_TO BE DONE_
Search the material for the word "硕士研究生" and copy each line that holds it.

Recorded data

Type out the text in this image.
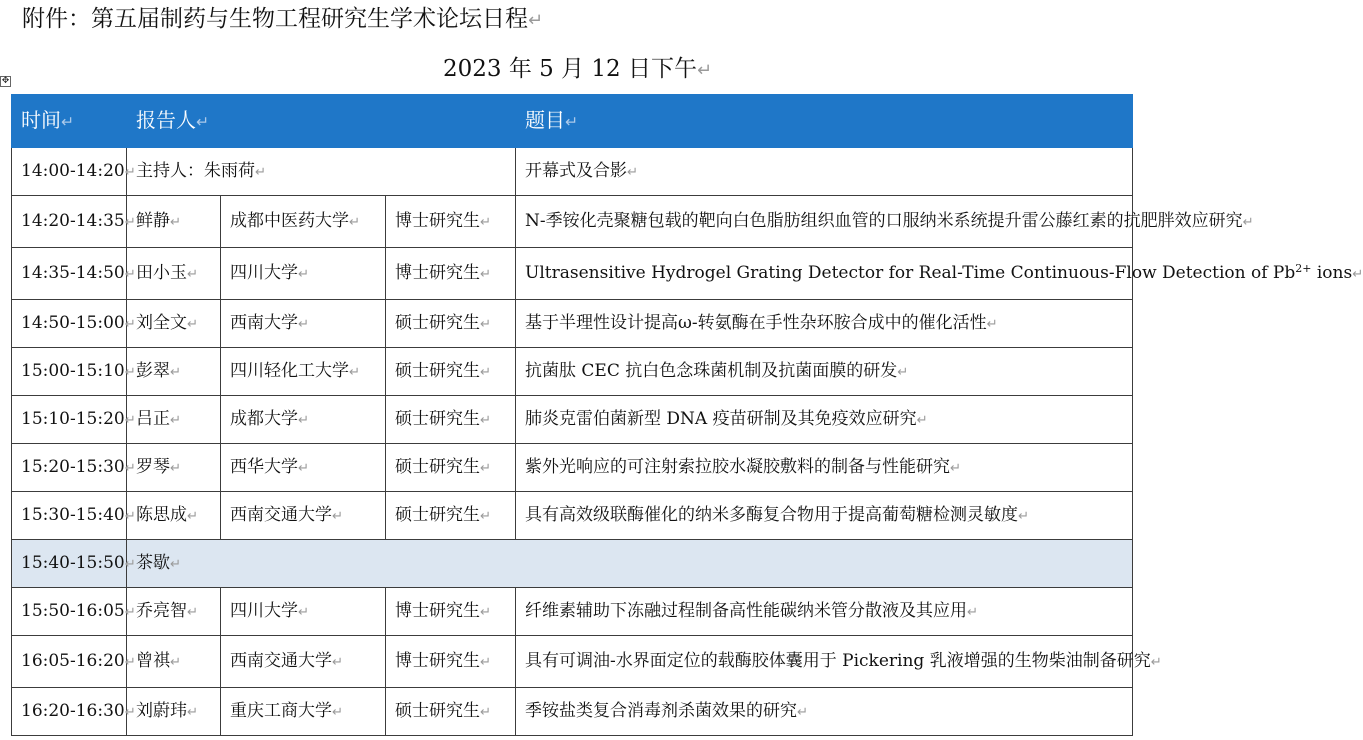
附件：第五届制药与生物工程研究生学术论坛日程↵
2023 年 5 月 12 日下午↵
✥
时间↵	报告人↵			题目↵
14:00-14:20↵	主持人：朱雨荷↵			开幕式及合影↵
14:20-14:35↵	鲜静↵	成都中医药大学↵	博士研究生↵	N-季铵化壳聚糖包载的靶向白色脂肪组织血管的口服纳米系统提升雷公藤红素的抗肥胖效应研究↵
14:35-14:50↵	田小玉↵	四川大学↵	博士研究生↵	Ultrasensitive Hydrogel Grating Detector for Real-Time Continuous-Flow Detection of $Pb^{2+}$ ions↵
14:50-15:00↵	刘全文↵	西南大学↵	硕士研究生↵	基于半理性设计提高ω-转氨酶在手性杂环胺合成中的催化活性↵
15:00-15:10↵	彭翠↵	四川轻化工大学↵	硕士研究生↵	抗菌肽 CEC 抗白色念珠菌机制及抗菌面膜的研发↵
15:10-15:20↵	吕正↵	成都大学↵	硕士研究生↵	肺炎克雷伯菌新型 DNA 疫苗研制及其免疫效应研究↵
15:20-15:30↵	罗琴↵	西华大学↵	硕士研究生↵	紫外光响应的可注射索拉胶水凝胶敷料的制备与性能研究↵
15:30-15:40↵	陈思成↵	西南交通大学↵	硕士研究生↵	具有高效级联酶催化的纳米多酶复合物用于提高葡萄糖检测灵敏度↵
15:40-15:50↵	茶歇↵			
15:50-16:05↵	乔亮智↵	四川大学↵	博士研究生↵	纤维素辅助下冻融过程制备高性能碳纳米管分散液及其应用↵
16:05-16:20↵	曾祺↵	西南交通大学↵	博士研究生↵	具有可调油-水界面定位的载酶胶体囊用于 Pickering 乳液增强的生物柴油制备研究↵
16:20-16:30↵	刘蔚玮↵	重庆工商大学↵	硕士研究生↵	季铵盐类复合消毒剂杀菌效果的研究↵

_ANSWER IN FULL_
14:50-15:00↵	刘全文↵	西南大学↵	硕士研究生↵	基于半理性设计提高ω-转氨酶在手性杂环胺合成中的催化活性↵
15:00-15:10↵	彭翠↵	四川轻化工大学↵	硕士研究生↵	抗菌肽 CEC 抗白色念珠菌机制及抗菌面膜的研发↵
15:10-15:20↵	吕正↵	成都大学↵	硕士研究生↵	肺炎克雷伯菌新型 DNA 疫苗研制及其免疫效应研究↵
15:20-15:30↵	罗琴↵	西华大学↵	硕士研究生↵	紫外光响应的可注射索拉胶水凝胶敷料的制备与性能研究↵
15:30-15:40↵	陈思成↵	西南交通大学↵	硕士研究生↵	具有高效级联酶催化的纳米多酶复合物用于提高葡萄糖检测灵敏度↵
16:20-16:30↵	刘蔚玮↵	重庆工商大学↵	硕士研究生↵	季铵盐类复合消毒剂杀菌效果的研究↵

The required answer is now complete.